# Stored rows start

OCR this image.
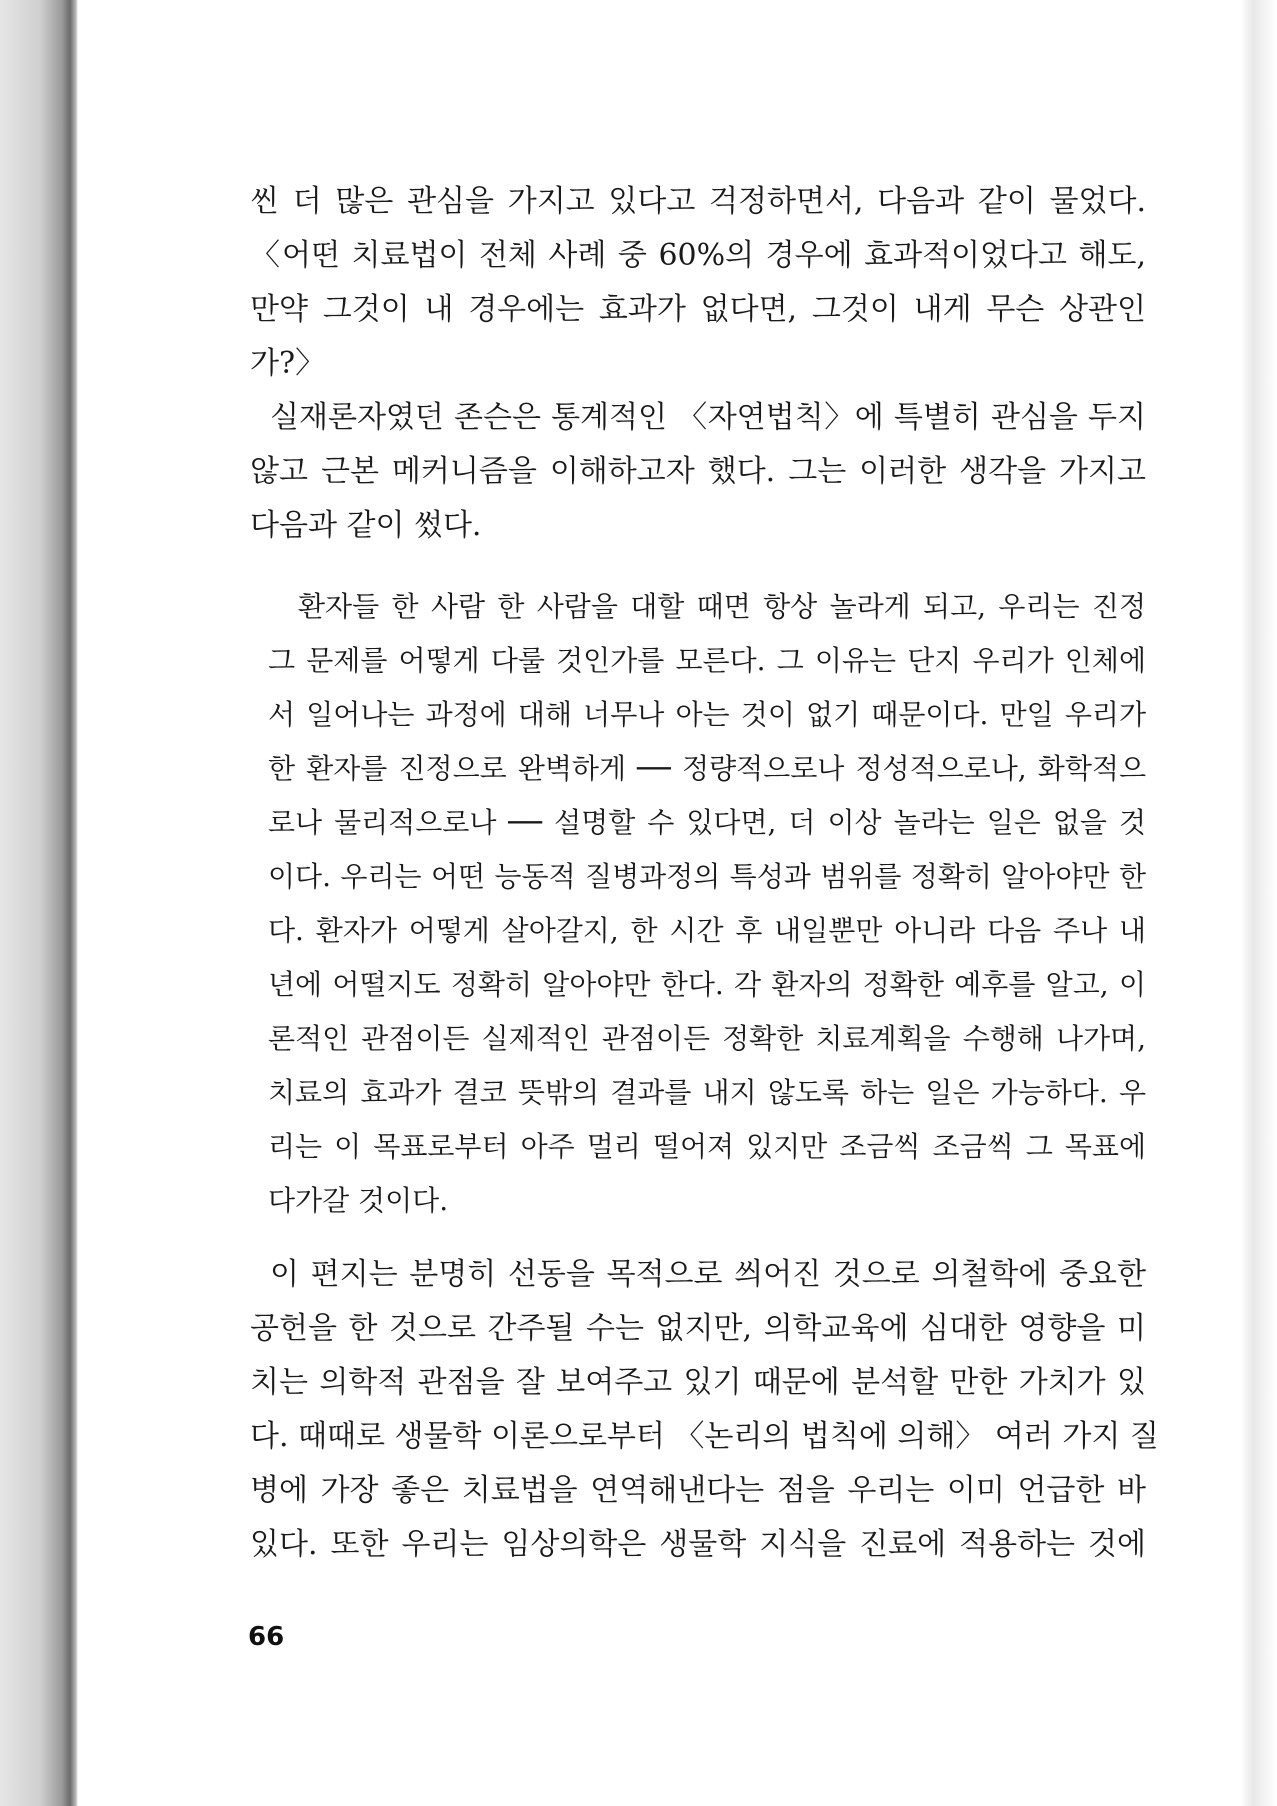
씬 더 많은 관심을 가지고 있다고 걱정하면서, 다음과 같이 물었다.
〈어떤 치료법이 전체 사례 중 60%의 경우에 효과적이었다고 해도,
만약 그것이 내 경우에는 효과가 없다면, 그것이 내게 무슨 상관인
가?〉
실재론자였던 존슨은 통계적인 〈자연법칙〉에 특별히 관심을 두지
않고 근본 메커니즘을 이해하고자 했다. 그는 이러한 생각을 가지고
다음과 같이 썼다.
환자들 한 사람 한 사람을 대할 때면 항상 놀라게 되고, 우리는 진정
그 문제를 어떻게 다룰 것인가를 모른다. 그 이유는 단지 우리가 인체에
서 일어나는 과정에 대해 너무나 아는 것이 없기 때문이다. 만일 우리가
한 환자를 진정으로 완벽하게 ── 정량적으로나 정성적으로나, 화학적으
로나 물리적으로나 ── 설명할 수 있다면, 더 이상 놀라는 일은 없을 것
이다. 우리는 어떤 능동적 질병과정의 특성과 범위를 정확히 알아야만 한
다. 환자가 어떻게 살아갈지, 한 시간 후 내일뿐만 아니라 다음 주나 내
년에 어떨지도 정확히 알아야만 한다. 각 환자의 정확한 예후를 알고, 이
론적인 관점이든 실제적인 관점이든 정확한 치료계획을 수행해 나가며,
치료의 효과가 결코 뜻밖의 결과를 내지 않도록 하는 일은 가능하다. 우
리는 이 목표로부터 아주 멀리 떨어져 있지만 조금씩 조금씩 그 목표에
다가갈 것이다.
이 편지는 분명히 선동을 목적으로 씌어진 것으로 의철학에 중요한
공헌을 한 것으로 간주될 수는 없지만, 의학교육에 심대한 영향을 미
치는 의학적 관점을 잘 보여주고 있기 때문에 분석할 만한 가치가 있
다. 때때로 생물학 이론으로부터 〈논리의 법칙에 의해〉 여러 가지 질
병에 가장 좋은 치료법을 연역해낸다는 점을 우리는 이미 언급한 바
있다. 또한 우리는 임상의학은 생물학 지식을 진료에 적용하는 것에
66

# Stored rows end

Quote the material word for word, dropping any images it holds.

OCR this image.
씬 더 많은 관심을 가지고 있다고 걱정하면서, 다음과 같이 물었다.
〈어떤 치료법이 전체 사례 중 60%의 경우에 효과적이었다고 해도,
만약 그것이 내 경우에는 효과가 없다면, 그것이 내게 무슨 상관인
가?〉
실재론자였던 존슨은 통계적인 〈자연법칙〉에 특별히 관심을 두지
않고 근본 메커니즘을 이해하고자 했다. 그는 이러한 생각을 가지고
다음과 같이 썼다.
환자들 한 사람 한 사람을 대할 때면 항상 놀라게 되고, 우리는 진정
그 문제를 어떻게 다룰 것인가를 모른다. 그 이유는 단지 우리가 인체에
서 일어나는 과정에 대해 너무나 아는 것이 없기 때문이다. 만일 우리가
한 환자를 진정으로 완벽하게 ── 정량적으로나 정성적으로나, 화학적으
로나 물리적으로나 ── 설명할 수 있다면, 더 이상 놀라는 일은 없을 것
이다. 우리는 어떤 능동적 질병과정의 특성과 범위를 정확히 알아야만 한
다. 환자가 어떻게 살아갈지, 한 시간 후 내일뿐만 아니라 다음 주나 내
년에 어떨지도 정확히 알아야만 한다. 각 환자의 정확한 예후를 알고, 이
론적인 관점이든 실제적인 관점이든 정확한 치료계획을 수행해 나가며,
치료의 효과가 결코 뜻밖의 결과를 내지 않도록 하는 일은 가능하다. 우
리는 이 목표로부터 아주 멀리 떨어져 있지만 조금씩 조금씩 그 목표에
다가갈 것이다.
이 편지는 분명히 선동을 목적으로 씌어진 것으로 의철학에 중요한
공헌을 한 것으로 간주될 수는 없지만, 의학교육에 심대한 영향을 미
치는 의학적 관점을 잘 보여주고 있기 때문에 분석할 만한 가치가 있
다. 때때로 생물학 이론으로부터 〈논리의 법칙에 의해〉 여러 가지 질
병에 가장 좋은 치료법을 연역해낸다는 점을 우리는 이미 언급한 바
있다. 또한 우리는 임상의학은 생물학 지식을 진료에 적용하는 것에
66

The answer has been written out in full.